──────── RECORD LIST
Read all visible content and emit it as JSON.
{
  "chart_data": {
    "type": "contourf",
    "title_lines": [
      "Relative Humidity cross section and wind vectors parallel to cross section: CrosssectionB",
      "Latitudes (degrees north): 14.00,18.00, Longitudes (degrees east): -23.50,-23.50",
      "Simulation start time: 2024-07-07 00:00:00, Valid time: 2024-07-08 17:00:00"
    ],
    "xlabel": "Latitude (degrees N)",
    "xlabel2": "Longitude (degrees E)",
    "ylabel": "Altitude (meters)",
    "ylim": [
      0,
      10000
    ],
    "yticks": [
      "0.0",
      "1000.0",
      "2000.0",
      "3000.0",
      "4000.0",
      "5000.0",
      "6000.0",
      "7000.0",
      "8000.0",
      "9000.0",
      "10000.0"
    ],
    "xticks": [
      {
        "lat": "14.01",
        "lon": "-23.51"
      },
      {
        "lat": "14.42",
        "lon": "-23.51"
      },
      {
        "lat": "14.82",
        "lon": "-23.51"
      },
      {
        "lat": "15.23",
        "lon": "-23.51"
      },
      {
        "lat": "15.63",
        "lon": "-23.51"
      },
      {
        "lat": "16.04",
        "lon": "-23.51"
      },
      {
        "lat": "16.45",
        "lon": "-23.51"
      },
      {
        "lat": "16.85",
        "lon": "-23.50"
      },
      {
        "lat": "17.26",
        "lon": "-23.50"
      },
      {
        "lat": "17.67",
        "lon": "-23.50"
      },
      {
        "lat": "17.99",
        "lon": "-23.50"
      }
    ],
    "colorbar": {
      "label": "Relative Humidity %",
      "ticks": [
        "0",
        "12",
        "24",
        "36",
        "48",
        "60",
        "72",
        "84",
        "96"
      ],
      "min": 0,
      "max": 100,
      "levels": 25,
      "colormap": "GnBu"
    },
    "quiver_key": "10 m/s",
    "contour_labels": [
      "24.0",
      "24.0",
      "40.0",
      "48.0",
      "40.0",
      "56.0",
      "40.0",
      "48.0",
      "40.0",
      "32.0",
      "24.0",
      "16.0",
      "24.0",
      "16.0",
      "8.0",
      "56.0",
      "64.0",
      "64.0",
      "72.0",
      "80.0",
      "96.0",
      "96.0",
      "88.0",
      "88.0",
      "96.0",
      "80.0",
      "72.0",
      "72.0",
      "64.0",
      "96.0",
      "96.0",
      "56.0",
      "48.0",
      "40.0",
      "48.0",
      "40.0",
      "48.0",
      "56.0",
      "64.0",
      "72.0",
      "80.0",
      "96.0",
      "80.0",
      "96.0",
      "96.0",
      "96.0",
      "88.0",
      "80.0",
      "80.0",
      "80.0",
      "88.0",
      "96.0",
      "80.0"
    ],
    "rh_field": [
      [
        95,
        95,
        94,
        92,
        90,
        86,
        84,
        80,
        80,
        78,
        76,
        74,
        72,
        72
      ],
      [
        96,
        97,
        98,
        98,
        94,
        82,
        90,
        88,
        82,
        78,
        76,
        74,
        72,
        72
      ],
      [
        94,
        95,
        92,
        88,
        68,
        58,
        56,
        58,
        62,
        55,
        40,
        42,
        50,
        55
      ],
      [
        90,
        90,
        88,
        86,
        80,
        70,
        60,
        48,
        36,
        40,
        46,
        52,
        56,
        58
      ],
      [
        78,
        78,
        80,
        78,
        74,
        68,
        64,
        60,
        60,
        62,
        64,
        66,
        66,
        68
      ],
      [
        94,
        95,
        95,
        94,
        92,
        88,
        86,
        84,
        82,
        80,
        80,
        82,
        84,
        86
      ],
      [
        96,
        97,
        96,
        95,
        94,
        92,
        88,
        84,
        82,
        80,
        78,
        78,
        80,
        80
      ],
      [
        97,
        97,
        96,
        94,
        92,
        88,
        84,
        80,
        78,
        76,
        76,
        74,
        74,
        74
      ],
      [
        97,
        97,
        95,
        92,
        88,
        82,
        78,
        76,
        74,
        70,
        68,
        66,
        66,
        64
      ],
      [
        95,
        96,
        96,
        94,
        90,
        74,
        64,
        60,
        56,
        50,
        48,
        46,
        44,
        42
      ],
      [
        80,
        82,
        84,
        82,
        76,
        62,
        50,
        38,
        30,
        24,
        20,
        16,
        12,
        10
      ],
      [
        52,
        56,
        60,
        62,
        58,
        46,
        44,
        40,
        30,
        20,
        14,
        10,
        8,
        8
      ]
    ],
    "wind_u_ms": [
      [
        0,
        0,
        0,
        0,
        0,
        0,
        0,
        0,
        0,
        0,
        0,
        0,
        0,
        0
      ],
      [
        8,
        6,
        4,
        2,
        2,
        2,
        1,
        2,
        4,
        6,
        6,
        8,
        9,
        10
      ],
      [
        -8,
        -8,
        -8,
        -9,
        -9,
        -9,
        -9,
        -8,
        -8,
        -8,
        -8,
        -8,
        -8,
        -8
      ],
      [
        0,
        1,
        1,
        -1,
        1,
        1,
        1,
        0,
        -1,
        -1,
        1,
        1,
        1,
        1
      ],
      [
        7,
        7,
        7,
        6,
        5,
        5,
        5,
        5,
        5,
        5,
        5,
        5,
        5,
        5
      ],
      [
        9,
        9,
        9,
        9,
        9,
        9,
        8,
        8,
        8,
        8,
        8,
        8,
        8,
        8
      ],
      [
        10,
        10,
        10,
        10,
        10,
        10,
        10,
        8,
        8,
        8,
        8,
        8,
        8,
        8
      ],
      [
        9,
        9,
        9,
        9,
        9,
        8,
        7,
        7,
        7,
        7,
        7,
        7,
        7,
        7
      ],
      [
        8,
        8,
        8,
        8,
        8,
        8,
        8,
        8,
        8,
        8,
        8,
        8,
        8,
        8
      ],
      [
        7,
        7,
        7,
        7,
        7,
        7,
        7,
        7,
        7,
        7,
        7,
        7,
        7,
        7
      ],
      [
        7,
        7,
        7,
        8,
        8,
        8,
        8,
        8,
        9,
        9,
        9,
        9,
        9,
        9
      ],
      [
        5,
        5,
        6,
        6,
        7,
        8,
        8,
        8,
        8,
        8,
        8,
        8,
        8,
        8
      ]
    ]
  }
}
────────────────
Take the lines above and retype all of them exactly.

## ANSWER IN FULL
Read all visible content and emit it as JSON.
{
  "chart_data": {
    "type": "contourf",
    "title_lines": [
      "Relative Humidity cross section and wind vectors parallel to cross section: CrosssectionB",
      "Latitudes (degrees north): 14.00,18.00, Longitudes (degrees east): -23.50,-23.50",
      "Simulation start time: 2024-07-07 00:00:00, Valid time: 2024-07-08 17:00:00"
    ],
    "xlabel": "Latitude (degrees N)",
    "xlabel2": "Longitude (degrees E)",
    "ylabel": "Altitude (meters)",
    "ylim": [
      0,
      10000
    ],
    "yticks": [
      "0.0",
      "1000.0",
      "2000.0",
      "3000.0",
      "4000.0",
      "5000.0",
      "6000.0",
      "7000.0",
      "8000.0",
      "9000.0",
      "10000.0"
    ],
    "xticks": [
      {
        "lat": "14.01",
        "lon": "-23.51"
      },
      {
        "lat": "14.42",
        "lon": "-23.51"
      },
      {
        "lat": "14.82",
        "lon": "-23.51"
      },
      {
        "lat": "15.23",
        "lon": "-23.51"
      },
      {
        "lat": "15.63",
        "lon": "-23.51"
      },
      {
        "lat": "16.04",
        "lon": "-23.51"
      },
      {
        "lat": "16.45",
        "lon": "-23.51"
      },
      {
        "lat": "16.85",
        "lon": "-23.50"
      },
      {
        "lat": "17.26",
        "lon": "-23.50"
      },
      {
        "lat": "17.67",
        "lon": "-23.50"
      },
      {
        "lat": "17.99",
        "lon": "-23.50"
      }
    ],
    "colorbar": {
      "label": "Relative Humidity %",
      "ticks": [
        "0",
        "12",
        "24",
        "36",
        "48",
        "60",
        "72",
        "84",
        "96"
      ],
      "min": 0,
      "max": 100,
      "levels": 25,
      "colormap": "GnBu"
    },
    "quiver_key": "10 m/s",
    "contour_labels": [
      "24.0",
      "24.0",
      "40.0",
      "48.0",
      "40.0",
      "56.0",
      "40.0",
      "48.0",
      "40.0",
      "32.0",
      "24.0",
      "16.0",
      "24.0",
      "16.0",
      "8.0",
      "56.0",
      "64.0",
      "64.0",
      "72.0",
      "80.0",
      "96.0",
      "96.0",
      "88.0",
      "88.0",
      "96.0",
      "80.0",
      "72.0",
      "72.0",
      "64.0",
      "96.0",
      "96.0",
      "56.0",
      "48.0",
      "40.0",
      "48.0",
      "40.0",
      "48.0",
      "56.0",
      "64.0",
      "72.0",
      "80.0",
      "96.0",
      "80.0",
      "96.0",
      "96.0",
      "96.0",
      "88.0",
      "80.0",
      "80.0",
      "80.0",
      "88.0",
      "96.0",
      "80.0"
    ],
    "rh_field": [
      [
        95,
        95,
        94,
        92,
        90,
        86,
        84,
        80,
        80,
        78,
        76,
        74,
        72,
        72
      ],
      [
        96,
        97,
        98,
        98,
        94,
        82,
        90,
        88,
        82,
        78,
        76,
        74,
        72,
        72
      ],
      [
        94,
        95,
        92,
        88,
        68,
        58,
        56,
        58,
        62,
        55,
        40,
        42,
        50,
        55
      ],
      [
        90,
        90,
        88,
        86,
        80,
        70,
        60,
        48,
        36,
        40,
        46,
        52,
        56,
        58
      ],
      [
        78,
        78,
        80,
        78,
        74,
        68,
        64,
        60,
        60,
        62,
        64,
        66,
        66,
        68
      ],
      [
        94,
        95,
        95,
        94,
        92,
        88,
        86,
        84,
        82,
        80,
        80,
        82,
        84,
        86
      ],
      [
        96,
        97,
        96,
        95,
        94,
        92,
        88,
        84,
        82,
        80,
        78,
        78,
        80,
        80
      ],
      [
        97,
        97,
        96,
        94,
        92,
        88,
        84,
        80,
        78,
        76,
        76,
        74,
        74,
        74
      ],
      [
        97,
        97,
        95,
        92,
        88,
        82,
        78,
        76,
        74,
        70,
        68,
        66,
        66,
        64
      ],
      [
        95,
        96,
        96,
        94,
        90,
        74,
        64,
        60,
        56,
        50,
        48,
        46,
        44,
        42
      ],
      [
        80,
        82,
        84,
        82,
        76,
        62,
        50,
        38,
        30,
        24,
        20,
        16,
        12,
        10
      ],
      [
        52,
        56,
        60,
        62,
        58,
        46,
        44,
        40,
        30,
        20,
        14,
        10,
        8,
        8
      ]
    ],
    "wind_u_ms": [
      [
        0,
        0,
        0,
        0,
        0,
        0,
        0,
        0,
        0,
        0,
        0,
        0,
        0,
        0
      ],
      [
        8,
        6,
        4,
        2,
        2,
        2,
        1,
        2,
        4,
        6,
        6,
        8,
        9,
        10
      ],
      [
        -8,
        -8,
        -8,
        -9,
        -9,
        -9,
        -9,
        -8,
        -8,
        -8,
        -8,
        -8,
        -8,
        -8
      ],
      [
        0,
        1,
        1,
        -1,
        1,
        1,
        1,
        0,
        -1,
        -1,
        1,
        1,
        1,
        1
      ],
      [
        7,
        7,
        7,
        6,
        5,
        5,
        5,
        5,
        5,
        5,
        5,
        5,
        5,
        5
      ],
      [
        9,
        9,
        9,
        9,
        9,
        9,
        8,
        8,
        8,
        8,
        8,
        8,
        8,
        8
      ],
      [
        10,
        10,
        10,
        10,
        10,
        10,
        10,
        8,
        8,
        8,
        8,
        8,
        8,
        8
      ],
      [
        9,
        9,
        9,
        9,
        9,
        8,
        7,
        7,
        7,
        7,
        7,
        7,
        7,
        7
      ],
      [
        8,
        8,
        8,
        8,
        8,
        8,
        8,
        8,
        8,
        8,
        8,
        8,
        8,
        8
      ],
      [
        7,
        7,
        7,
        7,
        7,
        7,
        7,
        7,
        7,
        7,
        7,
        7,
        7,
        7
      ],
      [
        7,
        7,
        7,
        8,
        8,
        8,
        8,
        8,
        9,
        9,
        9,
        9,
        9,
        9
      ],
      [
        5,
        5,
        6,
        6,
        7,
        8,
        8,
        8,
        8,
        8,
        8,
        8,
        8,
        8
      ]
    ]
  }
}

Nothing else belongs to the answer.